↓
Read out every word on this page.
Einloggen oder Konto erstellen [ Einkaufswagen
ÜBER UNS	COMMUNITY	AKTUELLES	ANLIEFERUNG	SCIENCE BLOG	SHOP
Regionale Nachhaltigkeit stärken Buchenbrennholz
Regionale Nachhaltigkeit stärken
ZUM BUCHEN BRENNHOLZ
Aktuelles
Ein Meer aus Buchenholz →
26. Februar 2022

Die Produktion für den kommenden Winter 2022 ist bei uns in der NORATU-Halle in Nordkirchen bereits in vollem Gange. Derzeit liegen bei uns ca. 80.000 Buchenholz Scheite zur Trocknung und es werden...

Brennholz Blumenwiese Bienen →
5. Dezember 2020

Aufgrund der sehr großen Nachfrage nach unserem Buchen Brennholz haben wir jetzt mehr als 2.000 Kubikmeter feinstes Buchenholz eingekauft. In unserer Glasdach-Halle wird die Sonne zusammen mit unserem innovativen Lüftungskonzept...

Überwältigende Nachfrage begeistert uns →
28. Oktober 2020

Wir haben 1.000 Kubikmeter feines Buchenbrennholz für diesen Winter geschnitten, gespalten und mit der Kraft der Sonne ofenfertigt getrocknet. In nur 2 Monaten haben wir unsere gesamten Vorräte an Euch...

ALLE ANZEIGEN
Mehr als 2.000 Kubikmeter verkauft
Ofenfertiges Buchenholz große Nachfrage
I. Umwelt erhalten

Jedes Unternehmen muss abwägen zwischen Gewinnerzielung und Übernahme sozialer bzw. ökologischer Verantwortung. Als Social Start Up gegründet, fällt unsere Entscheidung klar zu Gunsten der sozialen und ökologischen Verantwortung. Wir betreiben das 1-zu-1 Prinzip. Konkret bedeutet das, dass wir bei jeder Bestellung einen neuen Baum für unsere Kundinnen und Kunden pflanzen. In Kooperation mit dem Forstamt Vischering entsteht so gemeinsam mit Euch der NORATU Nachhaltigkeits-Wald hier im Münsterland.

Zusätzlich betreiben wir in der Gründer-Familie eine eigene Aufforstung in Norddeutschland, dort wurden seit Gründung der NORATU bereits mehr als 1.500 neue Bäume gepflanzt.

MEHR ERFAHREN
↑
Every entry above should be retyped exactly as shown.

Read out every word on this page.
Einloggen oder Konto erstellen [ Einkaufswagen
ÜBER UNS	COMMUNITY	AKTUELLES	ANLIEFERUNG	SCIENCE BLOG	SHOP
Regionale Nachhaltigkeit stärken Buchenbrennholz
Regionale Nachhaltigkeit stärken
ZUM BUCHEN BRENNHOLZ
Aktuelles
Ein Meer aus Buchenholz →
26. Februar 2022

Die Produktion für den kommenden Winter 2022 ist bei uns in der NORATU-Halle in Nordkirchen bereits in vollem Gange. Derzeit liegen bei uns ca. 80.000 Buchenholz Scheite zur Trocknung und es werden...

Brennholz Blumenwiese Bienen →
5. Dezember 2020

Aufgrund der sehr großen Nachfrage nach unserem Buchen Brennholz haben wir jetzt mehr als 2.000 Kubikmeter feinstes Buchenholz eingekauft. In unserer Glasdach-Halle wird die Sonne zusammen mit unserem innovativen Lüftungskonzept...

Überwältigende Nachfrage begeistert uns →
28. Oktober 2020

Wir haben 1.000 Kubikmeter feines Buchenbrennholz für diesen Winter geschnitten, gespalten und mit der Kraft der Sonne ofenfertigt getrocknet. In nur 2 Monaten haben wir unsere gesamten Vorräte an Euch...

ALLE ANZEIGEN
Mehr als 2.000 Kubikmeter verkauft
Ofenfertiges Buchenholz große Nachfrage
I. Umwelt erhalten

Jedes Unternehmen muss abwägen zwischen Gewinnerzielung und Übernahme sozialer bzw. ökologischer Verantwortung. Als Social Start Up gegründet, fällt unsere Entscheidung klar zu Gunsten der sozialen und ökologischen Verantwortung. Wir betreiben das 1-zu-1 Prinzip. Konkret bedeutet das, dass wir bei jeder Bestellung einen neuen Baum für unsere Kundinnen und Kunden pflanzen. In Kooperation mit dem Forstamt Vischering entsteht so gemeinsam mit Euch der NORATU Nachhaltigkeits-Wald hier im Münsterland.

Zusätzlich betreiben wir in der Gründer-Familie eine eigene Aufforstung in Norddeutschland, dort wurden seit Gründung der NORATU bereits mehr als 1.500 neue Bäume gepflanzt.

MEHR ERFAHREN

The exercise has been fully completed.